The task -> Scan the records for the string "title"; copy each line where it occurs.

Source data

* BEGIN *

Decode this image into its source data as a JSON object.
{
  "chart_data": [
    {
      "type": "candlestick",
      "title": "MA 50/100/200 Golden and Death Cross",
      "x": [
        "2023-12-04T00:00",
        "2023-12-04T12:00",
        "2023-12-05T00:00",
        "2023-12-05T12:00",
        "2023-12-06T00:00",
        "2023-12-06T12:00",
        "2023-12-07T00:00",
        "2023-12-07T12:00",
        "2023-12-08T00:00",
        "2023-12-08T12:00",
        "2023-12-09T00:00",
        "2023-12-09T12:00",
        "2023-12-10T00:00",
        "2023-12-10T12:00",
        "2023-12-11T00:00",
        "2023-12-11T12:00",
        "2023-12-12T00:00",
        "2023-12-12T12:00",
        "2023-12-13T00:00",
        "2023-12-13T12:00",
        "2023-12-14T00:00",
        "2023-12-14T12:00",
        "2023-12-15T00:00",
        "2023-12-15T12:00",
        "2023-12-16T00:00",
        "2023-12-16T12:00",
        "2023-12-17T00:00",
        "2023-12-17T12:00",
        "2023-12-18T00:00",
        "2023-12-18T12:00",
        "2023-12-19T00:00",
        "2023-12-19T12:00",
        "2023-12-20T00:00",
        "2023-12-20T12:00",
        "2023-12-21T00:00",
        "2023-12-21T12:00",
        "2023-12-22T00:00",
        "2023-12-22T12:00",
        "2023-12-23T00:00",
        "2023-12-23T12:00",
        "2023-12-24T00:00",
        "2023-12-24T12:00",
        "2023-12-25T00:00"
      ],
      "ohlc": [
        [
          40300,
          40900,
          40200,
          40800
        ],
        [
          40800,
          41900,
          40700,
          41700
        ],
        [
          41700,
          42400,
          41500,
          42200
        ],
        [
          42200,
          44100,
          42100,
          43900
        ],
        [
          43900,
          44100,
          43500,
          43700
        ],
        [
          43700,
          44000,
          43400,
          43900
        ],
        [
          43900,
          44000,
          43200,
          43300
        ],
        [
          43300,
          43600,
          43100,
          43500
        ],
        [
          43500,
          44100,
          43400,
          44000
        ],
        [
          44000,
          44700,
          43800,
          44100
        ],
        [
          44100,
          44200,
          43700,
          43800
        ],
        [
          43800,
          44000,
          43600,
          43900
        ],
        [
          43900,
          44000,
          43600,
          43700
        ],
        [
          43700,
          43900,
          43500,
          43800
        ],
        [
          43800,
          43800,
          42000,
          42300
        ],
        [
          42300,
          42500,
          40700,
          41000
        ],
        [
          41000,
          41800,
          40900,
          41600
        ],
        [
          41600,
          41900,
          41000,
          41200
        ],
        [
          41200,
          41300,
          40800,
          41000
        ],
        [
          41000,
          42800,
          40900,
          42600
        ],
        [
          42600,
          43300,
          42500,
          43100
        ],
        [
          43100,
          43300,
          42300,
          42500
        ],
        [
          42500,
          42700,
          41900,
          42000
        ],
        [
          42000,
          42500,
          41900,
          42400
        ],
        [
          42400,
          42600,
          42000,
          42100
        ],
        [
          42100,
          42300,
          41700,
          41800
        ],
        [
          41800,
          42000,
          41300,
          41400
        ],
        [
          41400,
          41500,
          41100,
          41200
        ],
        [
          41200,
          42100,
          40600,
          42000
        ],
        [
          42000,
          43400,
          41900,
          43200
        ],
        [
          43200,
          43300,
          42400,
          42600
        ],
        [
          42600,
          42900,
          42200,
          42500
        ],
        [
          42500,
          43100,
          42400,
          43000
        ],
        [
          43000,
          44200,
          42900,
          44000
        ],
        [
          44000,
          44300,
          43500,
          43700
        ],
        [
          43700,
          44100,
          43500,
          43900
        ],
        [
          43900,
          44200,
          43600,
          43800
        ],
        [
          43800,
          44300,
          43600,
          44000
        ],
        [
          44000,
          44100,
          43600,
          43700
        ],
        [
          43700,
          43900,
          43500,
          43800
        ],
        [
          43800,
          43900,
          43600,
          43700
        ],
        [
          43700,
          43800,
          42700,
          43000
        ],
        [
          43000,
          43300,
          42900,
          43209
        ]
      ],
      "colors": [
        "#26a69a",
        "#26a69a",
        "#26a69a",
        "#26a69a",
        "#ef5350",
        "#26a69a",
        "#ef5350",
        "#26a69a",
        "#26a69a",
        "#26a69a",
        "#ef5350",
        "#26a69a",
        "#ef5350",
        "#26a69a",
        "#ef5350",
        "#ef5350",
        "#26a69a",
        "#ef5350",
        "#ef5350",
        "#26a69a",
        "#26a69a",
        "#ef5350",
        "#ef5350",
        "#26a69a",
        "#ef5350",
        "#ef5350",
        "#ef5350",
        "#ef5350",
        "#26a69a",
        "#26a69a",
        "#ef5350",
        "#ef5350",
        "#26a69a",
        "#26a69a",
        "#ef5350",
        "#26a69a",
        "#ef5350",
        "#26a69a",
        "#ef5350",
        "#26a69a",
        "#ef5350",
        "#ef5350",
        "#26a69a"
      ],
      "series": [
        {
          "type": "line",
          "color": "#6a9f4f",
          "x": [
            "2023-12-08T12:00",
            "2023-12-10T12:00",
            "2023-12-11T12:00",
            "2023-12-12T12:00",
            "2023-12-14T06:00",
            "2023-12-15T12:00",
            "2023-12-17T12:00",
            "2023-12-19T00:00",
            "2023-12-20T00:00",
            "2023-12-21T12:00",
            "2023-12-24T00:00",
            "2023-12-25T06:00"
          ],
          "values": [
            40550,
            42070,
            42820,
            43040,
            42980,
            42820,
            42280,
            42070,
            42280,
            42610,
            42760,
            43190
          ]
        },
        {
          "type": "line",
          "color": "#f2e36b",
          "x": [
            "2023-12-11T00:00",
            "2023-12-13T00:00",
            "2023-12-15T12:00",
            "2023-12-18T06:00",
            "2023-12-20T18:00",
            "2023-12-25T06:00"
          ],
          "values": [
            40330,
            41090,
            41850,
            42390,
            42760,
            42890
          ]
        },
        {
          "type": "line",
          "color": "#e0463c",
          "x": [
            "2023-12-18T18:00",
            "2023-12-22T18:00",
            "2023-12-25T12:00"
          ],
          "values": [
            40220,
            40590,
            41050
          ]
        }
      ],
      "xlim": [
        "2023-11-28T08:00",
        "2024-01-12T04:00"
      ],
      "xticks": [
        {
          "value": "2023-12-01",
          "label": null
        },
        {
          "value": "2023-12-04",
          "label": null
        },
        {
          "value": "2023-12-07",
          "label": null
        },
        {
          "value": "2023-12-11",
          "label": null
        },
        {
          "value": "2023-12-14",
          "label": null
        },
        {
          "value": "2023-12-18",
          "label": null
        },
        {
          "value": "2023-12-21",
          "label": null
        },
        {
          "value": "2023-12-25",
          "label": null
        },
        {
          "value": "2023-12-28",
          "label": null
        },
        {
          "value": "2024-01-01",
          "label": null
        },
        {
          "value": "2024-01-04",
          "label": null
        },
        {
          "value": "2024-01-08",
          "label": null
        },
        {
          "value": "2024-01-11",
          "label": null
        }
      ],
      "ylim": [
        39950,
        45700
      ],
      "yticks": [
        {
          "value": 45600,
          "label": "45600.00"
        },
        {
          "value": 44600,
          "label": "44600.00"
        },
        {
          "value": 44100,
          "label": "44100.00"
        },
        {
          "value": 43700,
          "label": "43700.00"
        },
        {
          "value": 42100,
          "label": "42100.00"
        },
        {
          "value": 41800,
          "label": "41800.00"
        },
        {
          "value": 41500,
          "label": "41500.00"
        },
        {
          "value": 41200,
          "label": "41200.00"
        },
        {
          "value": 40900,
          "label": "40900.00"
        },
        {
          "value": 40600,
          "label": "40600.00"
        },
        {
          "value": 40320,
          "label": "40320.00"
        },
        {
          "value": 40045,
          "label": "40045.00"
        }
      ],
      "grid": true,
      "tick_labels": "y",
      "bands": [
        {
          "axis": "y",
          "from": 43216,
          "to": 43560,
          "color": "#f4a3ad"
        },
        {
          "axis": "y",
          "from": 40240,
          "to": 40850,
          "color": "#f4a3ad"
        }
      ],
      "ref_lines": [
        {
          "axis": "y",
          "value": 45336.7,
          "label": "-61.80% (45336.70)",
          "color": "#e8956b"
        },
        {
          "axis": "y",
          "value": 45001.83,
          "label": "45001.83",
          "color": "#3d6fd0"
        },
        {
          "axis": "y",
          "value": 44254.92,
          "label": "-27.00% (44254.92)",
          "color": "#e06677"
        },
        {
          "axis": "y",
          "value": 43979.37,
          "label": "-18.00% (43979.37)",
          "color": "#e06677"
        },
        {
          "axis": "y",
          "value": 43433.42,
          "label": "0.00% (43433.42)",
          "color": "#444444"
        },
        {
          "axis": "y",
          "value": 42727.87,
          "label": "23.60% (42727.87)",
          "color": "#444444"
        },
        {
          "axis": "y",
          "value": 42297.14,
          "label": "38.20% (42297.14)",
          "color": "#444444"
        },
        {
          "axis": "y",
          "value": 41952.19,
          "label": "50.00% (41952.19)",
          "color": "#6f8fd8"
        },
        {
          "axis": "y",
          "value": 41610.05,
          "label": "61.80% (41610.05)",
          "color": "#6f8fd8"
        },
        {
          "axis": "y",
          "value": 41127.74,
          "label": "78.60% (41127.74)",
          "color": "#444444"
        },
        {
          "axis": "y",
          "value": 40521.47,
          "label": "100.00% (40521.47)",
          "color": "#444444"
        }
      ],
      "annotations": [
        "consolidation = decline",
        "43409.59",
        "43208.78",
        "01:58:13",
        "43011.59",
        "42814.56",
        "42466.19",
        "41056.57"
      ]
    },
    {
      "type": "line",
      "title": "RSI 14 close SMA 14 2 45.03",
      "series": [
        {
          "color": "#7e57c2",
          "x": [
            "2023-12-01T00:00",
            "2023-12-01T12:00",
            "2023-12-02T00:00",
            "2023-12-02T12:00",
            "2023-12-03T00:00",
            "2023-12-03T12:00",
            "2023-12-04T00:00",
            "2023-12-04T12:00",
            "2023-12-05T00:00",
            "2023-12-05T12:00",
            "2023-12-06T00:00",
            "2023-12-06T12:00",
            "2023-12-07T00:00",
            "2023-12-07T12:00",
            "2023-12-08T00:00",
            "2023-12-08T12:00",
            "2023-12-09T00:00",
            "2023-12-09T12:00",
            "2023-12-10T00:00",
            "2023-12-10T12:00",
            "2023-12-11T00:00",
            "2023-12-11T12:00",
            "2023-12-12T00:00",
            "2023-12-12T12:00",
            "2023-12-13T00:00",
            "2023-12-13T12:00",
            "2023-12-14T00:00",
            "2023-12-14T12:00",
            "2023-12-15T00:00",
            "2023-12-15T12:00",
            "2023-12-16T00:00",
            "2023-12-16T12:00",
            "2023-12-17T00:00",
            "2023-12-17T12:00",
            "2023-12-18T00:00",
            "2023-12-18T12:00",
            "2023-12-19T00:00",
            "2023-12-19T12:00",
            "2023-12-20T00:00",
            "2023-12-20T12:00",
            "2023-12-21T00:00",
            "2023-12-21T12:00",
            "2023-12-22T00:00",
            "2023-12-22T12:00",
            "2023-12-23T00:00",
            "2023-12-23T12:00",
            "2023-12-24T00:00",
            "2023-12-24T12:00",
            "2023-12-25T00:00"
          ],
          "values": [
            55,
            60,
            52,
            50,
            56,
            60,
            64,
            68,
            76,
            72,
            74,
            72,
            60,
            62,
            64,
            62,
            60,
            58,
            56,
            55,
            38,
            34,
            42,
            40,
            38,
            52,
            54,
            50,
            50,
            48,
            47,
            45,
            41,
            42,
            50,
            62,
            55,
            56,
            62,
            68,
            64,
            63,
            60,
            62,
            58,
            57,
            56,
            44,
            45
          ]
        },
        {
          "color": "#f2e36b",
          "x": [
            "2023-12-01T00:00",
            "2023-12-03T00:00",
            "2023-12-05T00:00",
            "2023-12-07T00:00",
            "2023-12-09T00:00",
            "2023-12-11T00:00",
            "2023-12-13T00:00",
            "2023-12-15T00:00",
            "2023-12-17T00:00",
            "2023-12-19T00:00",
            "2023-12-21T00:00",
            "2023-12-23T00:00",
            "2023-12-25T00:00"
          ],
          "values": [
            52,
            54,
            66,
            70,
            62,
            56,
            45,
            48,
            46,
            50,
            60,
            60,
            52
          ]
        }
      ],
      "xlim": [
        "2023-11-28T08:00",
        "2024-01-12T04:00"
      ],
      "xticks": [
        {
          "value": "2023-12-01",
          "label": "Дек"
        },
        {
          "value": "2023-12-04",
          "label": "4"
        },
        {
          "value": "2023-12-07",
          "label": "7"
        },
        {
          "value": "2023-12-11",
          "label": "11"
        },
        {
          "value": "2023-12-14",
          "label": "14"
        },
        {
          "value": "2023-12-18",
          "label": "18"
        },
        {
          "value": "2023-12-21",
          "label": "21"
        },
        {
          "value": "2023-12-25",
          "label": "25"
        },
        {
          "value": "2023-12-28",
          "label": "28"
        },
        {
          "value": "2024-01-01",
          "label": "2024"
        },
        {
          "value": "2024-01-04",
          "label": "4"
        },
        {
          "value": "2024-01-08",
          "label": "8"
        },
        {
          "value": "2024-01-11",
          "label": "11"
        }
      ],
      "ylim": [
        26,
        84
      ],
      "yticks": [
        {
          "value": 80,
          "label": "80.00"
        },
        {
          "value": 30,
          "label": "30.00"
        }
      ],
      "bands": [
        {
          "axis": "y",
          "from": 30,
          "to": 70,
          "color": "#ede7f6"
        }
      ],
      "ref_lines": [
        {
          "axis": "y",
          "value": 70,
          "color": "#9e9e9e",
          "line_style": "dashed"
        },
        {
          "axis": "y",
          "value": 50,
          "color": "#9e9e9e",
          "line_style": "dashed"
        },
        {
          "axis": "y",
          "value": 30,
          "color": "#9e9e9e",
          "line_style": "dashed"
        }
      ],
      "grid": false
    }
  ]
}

* END *

Output for this exercise ->
      "title": "MA 50/100/200 Golden and Death Cross",
      "title": "RSI 14 close SMA 14 2 45.03",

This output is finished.